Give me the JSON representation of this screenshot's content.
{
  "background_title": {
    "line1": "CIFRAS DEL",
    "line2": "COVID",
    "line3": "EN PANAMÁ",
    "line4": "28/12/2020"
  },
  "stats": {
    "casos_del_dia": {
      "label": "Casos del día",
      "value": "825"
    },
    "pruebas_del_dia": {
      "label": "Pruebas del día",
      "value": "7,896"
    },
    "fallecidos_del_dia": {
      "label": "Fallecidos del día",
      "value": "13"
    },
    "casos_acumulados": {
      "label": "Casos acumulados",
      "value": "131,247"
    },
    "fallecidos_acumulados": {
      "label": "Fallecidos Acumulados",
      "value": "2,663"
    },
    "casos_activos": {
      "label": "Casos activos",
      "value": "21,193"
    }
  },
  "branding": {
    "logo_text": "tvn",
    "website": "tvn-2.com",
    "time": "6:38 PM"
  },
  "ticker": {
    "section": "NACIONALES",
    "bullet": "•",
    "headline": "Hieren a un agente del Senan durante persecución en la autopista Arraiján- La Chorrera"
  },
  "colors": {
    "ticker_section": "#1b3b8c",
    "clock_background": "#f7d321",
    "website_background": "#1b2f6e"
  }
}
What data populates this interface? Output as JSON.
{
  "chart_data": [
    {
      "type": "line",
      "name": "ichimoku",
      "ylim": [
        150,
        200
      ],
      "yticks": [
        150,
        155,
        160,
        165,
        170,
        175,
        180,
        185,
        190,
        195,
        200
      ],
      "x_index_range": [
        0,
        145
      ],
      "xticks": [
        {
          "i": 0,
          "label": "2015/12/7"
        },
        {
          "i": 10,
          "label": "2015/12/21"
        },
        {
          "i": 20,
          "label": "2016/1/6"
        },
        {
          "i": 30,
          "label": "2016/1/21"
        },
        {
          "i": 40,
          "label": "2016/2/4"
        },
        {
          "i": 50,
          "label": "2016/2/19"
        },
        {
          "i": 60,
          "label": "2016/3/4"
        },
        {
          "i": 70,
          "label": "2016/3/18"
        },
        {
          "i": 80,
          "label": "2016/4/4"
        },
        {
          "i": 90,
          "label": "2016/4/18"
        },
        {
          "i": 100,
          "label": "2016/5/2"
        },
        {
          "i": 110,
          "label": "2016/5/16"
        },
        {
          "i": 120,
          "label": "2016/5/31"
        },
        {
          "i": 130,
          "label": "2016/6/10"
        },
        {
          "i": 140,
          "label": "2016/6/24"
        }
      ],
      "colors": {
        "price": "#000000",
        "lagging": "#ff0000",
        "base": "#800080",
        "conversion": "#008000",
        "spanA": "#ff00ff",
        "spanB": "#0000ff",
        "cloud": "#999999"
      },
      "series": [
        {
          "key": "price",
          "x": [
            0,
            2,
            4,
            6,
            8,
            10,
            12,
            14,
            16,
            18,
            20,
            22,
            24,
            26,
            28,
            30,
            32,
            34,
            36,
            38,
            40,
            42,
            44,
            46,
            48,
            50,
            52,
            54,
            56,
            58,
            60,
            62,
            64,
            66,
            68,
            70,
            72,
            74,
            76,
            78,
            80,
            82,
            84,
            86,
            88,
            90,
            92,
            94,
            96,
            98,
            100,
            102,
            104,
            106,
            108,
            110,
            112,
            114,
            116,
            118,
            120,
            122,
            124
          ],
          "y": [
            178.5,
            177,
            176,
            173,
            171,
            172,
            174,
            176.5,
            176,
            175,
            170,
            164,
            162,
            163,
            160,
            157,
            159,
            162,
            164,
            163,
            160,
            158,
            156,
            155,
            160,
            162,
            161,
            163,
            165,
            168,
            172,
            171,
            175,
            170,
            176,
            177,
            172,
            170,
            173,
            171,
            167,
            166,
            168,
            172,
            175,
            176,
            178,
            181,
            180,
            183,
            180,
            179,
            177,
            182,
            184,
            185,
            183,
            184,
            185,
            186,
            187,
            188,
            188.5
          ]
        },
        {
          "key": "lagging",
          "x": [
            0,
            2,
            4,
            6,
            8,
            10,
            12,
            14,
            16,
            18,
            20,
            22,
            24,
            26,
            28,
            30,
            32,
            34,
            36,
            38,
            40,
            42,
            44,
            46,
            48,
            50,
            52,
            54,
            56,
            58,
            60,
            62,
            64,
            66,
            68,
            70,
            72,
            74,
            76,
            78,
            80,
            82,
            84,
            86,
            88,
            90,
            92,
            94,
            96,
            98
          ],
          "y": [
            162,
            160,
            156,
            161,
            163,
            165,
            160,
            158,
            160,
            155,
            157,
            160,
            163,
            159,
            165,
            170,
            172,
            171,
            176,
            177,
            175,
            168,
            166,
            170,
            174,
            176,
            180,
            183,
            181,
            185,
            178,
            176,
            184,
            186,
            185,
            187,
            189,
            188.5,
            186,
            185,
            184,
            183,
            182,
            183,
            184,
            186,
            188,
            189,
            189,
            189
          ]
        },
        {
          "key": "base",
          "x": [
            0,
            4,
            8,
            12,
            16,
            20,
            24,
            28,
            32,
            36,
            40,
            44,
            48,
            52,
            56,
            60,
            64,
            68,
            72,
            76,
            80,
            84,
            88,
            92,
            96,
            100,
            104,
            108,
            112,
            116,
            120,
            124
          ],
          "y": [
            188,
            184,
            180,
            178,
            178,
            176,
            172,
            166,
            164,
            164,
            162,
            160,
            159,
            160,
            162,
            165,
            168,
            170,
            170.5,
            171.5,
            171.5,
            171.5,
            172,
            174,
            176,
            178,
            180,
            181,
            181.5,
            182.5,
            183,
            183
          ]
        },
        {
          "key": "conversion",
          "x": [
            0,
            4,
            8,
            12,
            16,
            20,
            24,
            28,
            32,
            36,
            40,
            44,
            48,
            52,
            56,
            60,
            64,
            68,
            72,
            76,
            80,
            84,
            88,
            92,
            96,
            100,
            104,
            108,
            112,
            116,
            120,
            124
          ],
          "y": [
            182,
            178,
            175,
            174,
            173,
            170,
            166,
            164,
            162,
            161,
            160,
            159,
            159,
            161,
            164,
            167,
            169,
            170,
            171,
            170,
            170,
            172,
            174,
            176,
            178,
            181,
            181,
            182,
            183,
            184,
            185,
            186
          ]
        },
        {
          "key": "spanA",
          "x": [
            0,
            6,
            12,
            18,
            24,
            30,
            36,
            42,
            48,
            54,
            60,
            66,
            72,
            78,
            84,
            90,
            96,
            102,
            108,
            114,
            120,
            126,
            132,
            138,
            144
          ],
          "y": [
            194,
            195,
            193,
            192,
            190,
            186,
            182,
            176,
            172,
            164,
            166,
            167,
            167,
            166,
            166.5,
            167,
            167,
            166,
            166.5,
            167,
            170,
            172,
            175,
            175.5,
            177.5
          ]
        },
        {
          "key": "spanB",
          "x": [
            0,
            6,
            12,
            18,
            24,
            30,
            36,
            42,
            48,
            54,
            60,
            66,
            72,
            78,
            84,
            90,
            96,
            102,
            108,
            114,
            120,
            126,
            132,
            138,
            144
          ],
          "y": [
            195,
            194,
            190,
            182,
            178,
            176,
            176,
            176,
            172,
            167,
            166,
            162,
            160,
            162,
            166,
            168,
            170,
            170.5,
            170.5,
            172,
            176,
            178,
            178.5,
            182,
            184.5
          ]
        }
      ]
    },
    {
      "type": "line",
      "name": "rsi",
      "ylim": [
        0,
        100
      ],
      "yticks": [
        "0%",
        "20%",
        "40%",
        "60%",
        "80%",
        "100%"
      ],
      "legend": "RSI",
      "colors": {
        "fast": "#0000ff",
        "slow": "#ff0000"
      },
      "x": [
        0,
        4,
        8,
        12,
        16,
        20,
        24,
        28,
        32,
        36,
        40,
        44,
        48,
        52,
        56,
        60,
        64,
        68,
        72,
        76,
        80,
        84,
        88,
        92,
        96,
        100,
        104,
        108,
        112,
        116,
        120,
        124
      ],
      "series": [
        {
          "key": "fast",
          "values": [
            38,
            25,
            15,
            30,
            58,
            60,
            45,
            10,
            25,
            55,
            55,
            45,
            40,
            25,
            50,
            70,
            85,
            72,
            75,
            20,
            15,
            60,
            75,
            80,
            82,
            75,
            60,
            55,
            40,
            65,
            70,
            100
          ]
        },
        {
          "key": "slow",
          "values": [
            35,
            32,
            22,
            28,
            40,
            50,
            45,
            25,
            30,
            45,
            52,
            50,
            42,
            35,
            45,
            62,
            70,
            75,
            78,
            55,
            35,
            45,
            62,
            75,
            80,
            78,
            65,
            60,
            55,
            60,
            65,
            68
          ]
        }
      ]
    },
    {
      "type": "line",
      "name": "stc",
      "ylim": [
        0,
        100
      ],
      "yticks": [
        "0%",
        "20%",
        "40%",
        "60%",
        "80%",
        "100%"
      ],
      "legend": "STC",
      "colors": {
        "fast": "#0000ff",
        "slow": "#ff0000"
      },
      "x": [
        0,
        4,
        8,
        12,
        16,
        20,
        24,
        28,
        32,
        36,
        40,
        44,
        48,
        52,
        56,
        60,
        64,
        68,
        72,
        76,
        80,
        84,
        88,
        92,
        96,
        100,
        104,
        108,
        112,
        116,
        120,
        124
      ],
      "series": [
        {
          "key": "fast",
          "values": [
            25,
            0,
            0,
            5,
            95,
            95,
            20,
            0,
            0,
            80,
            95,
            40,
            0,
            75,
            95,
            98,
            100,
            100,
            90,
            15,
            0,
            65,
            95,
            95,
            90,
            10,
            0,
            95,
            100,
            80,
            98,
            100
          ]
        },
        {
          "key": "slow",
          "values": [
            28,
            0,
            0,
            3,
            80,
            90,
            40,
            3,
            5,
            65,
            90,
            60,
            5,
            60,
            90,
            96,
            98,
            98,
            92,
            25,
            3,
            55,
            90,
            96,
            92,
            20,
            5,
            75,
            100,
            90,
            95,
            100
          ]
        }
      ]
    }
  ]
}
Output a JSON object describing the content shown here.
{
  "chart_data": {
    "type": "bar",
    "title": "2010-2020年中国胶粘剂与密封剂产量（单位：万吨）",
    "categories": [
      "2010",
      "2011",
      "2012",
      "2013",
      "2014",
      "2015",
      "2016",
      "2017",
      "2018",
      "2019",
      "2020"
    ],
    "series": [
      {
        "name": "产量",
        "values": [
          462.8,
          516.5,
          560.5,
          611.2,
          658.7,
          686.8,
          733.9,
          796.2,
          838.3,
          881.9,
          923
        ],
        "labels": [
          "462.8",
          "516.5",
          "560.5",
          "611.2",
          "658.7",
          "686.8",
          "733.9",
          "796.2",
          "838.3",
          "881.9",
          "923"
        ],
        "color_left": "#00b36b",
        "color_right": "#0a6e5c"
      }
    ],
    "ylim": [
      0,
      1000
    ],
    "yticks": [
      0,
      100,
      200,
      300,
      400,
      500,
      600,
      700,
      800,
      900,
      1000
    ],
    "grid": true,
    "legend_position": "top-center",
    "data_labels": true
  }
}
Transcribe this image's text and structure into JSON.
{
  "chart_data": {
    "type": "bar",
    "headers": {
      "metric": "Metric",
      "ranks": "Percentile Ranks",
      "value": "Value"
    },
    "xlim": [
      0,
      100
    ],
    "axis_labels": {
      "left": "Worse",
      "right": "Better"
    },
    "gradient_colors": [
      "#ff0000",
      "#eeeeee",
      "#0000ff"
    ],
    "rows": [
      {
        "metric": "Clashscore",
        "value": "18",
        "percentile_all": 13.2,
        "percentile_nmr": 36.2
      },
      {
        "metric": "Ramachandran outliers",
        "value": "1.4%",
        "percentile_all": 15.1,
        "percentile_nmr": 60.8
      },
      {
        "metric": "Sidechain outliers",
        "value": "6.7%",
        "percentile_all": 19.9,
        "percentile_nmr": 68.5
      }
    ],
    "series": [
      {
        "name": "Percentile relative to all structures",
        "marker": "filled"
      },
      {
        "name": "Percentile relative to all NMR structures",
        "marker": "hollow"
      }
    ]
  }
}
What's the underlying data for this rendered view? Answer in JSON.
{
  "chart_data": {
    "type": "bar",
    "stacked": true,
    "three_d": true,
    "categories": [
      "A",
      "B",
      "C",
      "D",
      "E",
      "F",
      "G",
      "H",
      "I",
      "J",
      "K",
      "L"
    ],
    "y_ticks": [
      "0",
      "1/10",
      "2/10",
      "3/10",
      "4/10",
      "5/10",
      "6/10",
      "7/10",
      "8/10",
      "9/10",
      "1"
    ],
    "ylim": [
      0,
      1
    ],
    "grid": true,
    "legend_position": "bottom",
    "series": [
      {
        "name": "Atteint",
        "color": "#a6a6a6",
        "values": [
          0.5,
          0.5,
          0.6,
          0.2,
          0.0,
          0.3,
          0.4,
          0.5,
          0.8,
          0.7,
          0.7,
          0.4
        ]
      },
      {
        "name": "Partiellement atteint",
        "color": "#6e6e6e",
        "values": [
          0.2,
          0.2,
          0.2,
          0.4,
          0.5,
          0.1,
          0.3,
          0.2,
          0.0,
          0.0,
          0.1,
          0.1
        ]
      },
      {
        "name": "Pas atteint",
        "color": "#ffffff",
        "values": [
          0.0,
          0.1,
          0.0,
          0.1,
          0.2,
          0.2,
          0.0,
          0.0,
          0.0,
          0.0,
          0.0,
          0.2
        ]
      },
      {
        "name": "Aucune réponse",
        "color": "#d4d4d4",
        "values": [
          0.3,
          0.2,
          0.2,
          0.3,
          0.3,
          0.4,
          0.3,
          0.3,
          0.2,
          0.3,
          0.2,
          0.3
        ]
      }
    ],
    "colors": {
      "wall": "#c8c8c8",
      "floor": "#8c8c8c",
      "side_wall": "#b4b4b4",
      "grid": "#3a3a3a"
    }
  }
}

☆ ☆ ☆ ☆ ☆ ☆ ☆

» **TO BE DONE**
Return each line among the entries that holds the word "metric".

» **ANSWER TO THE EXERCISE**
      "metric": "Metric",
        "metric": "Clashscore",
        "metric": "Ramachandran outliers",
        "metric": "Sidechain outliers",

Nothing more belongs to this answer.